• Aim
Please rewrite the rows from the first one through the row containing "file-item[interactable]: Vizio Presentation.pptx", changing "bounding box" to "enclosing box" and leaving everything else as it is.

Element and region data:
.....

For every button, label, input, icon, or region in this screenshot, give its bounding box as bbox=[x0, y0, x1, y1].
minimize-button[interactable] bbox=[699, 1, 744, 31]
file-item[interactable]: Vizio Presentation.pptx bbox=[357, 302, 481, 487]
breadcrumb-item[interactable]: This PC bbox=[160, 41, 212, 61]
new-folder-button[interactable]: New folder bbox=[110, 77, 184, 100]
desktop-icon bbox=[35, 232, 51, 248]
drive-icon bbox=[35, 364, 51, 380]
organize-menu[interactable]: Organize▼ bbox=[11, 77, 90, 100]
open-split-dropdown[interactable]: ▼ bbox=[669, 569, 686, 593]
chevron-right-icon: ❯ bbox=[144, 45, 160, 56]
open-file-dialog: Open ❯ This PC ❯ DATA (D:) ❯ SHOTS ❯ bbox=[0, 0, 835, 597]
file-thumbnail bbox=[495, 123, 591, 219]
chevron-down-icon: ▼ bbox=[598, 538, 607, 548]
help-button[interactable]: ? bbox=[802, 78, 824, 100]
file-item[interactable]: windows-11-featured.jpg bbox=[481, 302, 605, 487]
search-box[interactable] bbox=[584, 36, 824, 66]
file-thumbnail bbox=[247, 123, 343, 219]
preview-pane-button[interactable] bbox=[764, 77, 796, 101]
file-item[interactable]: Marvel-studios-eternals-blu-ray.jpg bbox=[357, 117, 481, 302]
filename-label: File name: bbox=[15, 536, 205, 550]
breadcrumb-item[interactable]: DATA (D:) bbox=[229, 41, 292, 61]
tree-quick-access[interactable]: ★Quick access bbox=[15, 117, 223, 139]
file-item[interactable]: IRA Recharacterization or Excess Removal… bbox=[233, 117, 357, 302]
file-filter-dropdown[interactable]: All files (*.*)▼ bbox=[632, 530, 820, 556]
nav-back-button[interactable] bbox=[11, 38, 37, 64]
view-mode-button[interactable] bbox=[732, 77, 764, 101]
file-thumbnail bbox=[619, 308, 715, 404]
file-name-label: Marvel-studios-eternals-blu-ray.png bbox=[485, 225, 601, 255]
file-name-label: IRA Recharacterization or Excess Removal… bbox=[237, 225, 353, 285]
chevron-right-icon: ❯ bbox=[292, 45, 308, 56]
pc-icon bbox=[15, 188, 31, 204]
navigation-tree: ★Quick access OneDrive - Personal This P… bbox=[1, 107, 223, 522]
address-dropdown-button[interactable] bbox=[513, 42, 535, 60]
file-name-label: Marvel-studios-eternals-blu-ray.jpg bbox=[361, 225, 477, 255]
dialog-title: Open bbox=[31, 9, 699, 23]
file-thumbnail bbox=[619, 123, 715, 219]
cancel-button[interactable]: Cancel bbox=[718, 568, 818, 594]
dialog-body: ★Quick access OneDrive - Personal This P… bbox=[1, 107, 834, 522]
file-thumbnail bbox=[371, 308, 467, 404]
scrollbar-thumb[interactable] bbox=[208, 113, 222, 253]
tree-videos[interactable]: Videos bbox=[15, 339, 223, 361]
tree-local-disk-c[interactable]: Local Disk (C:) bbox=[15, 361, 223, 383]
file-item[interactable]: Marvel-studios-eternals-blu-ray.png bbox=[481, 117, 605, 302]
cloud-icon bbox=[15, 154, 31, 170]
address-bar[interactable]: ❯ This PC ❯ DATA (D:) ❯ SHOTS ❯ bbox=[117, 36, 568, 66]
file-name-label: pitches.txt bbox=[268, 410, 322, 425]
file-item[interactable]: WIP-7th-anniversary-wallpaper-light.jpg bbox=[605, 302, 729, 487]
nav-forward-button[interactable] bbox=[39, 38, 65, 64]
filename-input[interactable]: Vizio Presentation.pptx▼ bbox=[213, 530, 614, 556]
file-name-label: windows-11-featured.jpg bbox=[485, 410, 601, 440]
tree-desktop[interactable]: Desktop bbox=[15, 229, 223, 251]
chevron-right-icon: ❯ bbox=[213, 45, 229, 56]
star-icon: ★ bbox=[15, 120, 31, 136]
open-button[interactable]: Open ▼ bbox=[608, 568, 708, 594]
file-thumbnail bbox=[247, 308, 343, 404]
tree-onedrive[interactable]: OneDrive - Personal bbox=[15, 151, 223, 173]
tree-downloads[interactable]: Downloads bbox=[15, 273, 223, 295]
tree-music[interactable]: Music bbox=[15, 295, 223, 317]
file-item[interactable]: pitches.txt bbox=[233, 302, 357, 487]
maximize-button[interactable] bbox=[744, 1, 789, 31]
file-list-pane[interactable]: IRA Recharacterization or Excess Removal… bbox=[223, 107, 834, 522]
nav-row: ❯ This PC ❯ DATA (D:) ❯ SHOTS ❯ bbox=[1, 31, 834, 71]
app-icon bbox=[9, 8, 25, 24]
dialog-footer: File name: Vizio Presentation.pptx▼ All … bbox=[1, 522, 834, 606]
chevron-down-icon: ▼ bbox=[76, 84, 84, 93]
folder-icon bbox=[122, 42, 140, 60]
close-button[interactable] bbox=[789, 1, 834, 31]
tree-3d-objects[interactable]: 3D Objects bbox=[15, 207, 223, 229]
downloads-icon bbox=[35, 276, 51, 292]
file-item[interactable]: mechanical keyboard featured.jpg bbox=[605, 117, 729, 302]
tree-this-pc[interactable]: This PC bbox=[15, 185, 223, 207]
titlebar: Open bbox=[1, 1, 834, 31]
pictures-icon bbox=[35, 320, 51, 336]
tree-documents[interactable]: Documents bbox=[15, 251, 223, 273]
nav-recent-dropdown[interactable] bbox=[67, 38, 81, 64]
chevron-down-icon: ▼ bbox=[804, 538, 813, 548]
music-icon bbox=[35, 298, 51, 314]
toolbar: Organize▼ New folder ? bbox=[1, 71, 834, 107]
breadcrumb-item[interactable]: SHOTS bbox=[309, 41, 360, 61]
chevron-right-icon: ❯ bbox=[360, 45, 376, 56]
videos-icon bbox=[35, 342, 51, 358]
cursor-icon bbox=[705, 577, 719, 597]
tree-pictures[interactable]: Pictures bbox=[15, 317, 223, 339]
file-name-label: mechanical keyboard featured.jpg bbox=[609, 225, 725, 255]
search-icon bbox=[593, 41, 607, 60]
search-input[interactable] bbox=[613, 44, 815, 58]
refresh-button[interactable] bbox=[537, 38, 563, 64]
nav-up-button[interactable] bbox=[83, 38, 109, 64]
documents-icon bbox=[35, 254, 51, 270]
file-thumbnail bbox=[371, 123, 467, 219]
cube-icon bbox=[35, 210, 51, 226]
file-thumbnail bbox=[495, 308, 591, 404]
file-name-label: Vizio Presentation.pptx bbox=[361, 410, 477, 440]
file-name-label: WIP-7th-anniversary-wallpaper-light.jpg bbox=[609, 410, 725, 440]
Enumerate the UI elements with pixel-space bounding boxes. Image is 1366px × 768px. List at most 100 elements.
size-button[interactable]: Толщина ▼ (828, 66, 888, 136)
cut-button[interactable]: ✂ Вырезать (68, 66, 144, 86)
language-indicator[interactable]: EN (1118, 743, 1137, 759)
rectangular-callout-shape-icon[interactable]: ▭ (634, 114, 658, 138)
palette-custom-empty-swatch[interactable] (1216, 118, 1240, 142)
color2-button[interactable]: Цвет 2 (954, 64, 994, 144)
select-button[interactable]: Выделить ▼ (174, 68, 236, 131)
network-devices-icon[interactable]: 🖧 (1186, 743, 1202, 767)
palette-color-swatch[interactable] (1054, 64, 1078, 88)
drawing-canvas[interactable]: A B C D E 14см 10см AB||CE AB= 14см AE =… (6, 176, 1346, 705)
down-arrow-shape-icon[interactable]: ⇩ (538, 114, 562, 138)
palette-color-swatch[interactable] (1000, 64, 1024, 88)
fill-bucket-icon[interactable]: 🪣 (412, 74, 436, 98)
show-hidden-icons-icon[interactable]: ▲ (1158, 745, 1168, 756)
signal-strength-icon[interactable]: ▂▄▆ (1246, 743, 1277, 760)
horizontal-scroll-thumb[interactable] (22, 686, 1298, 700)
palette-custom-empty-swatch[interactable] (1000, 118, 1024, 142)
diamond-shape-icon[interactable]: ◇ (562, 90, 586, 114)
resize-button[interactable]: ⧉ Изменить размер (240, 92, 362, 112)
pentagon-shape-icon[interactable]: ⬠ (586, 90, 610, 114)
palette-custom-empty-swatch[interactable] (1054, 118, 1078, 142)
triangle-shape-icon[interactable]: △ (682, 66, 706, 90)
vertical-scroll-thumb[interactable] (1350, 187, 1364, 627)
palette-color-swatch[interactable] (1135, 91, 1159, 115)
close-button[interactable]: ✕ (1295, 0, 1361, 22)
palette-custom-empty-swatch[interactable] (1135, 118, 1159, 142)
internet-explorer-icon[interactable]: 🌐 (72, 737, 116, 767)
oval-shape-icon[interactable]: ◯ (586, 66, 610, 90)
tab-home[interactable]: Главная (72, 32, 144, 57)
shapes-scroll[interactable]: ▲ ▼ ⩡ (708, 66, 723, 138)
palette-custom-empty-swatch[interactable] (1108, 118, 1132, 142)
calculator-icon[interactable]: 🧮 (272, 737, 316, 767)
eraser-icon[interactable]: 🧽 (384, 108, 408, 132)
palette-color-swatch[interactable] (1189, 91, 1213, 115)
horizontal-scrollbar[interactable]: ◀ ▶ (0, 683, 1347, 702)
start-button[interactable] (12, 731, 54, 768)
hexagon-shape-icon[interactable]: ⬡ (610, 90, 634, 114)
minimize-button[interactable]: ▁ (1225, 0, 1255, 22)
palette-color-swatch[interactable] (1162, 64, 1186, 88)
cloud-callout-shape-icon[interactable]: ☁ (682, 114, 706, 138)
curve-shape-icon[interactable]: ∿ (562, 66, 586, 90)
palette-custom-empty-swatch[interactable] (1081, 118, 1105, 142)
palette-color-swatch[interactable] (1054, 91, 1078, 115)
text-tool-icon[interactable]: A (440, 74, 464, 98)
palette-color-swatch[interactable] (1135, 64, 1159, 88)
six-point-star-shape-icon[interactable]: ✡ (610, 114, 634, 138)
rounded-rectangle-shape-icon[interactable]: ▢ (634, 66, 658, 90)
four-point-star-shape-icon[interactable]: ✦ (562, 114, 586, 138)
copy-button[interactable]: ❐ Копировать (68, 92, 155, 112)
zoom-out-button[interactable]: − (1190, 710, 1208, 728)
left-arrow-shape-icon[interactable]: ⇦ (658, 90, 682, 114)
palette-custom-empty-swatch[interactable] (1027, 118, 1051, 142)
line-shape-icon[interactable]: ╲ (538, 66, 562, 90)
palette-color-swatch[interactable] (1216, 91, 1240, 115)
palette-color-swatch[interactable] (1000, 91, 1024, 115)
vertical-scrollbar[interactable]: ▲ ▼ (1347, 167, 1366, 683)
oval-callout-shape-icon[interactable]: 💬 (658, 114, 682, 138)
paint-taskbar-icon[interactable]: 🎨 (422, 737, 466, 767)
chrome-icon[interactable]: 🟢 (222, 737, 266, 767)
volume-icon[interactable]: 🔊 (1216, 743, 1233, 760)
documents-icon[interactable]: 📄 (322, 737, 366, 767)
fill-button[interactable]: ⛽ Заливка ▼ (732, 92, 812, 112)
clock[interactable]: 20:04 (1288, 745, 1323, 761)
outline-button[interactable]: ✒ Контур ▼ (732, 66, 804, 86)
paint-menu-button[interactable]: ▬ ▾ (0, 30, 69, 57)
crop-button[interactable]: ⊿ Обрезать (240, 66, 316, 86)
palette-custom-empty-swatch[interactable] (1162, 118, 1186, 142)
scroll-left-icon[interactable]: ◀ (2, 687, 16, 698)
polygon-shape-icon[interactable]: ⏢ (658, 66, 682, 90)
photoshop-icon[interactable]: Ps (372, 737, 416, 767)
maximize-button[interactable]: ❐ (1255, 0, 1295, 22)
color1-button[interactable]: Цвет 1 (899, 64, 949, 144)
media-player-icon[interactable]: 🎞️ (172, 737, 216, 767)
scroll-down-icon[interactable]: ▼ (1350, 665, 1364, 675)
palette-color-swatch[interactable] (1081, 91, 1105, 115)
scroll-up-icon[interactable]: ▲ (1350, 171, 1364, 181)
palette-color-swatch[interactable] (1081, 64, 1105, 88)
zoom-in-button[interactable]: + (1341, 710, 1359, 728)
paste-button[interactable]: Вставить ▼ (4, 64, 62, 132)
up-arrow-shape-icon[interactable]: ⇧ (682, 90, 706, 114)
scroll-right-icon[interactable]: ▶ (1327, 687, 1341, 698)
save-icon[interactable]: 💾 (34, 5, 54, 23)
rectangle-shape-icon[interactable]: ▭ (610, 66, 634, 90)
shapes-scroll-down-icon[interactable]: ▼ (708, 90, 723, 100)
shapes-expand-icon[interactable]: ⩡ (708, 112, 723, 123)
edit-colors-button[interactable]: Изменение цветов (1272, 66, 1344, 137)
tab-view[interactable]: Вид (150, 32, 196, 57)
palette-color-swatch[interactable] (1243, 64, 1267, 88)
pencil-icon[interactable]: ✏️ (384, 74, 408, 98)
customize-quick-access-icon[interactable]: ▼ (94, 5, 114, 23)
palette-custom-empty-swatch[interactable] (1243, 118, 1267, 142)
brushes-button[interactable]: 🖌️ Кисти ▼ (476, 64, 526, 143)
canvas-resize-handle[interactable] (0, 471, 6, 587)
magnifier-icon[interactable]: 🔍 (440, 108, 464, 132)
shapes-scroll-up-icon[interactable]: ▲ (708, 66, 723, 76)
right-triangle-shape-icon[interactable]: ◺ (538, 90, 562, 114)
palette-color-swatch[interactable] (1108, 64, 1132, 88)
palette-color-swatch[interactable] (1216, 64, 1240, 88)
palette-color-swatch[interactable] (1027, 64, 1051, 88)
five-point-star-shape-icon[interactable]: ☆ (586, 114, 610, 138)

.....

• Output
For every button, label, input, icon, or region in this screenshot, give its enclosing box as bbox=[x0, y0, x1, y1].
minimize-button[interactable] bbox=[699, 1, 744, 31]
file-item[interactable]: Vizio Presentation.pptx bbox=[357, 302, 481, 487]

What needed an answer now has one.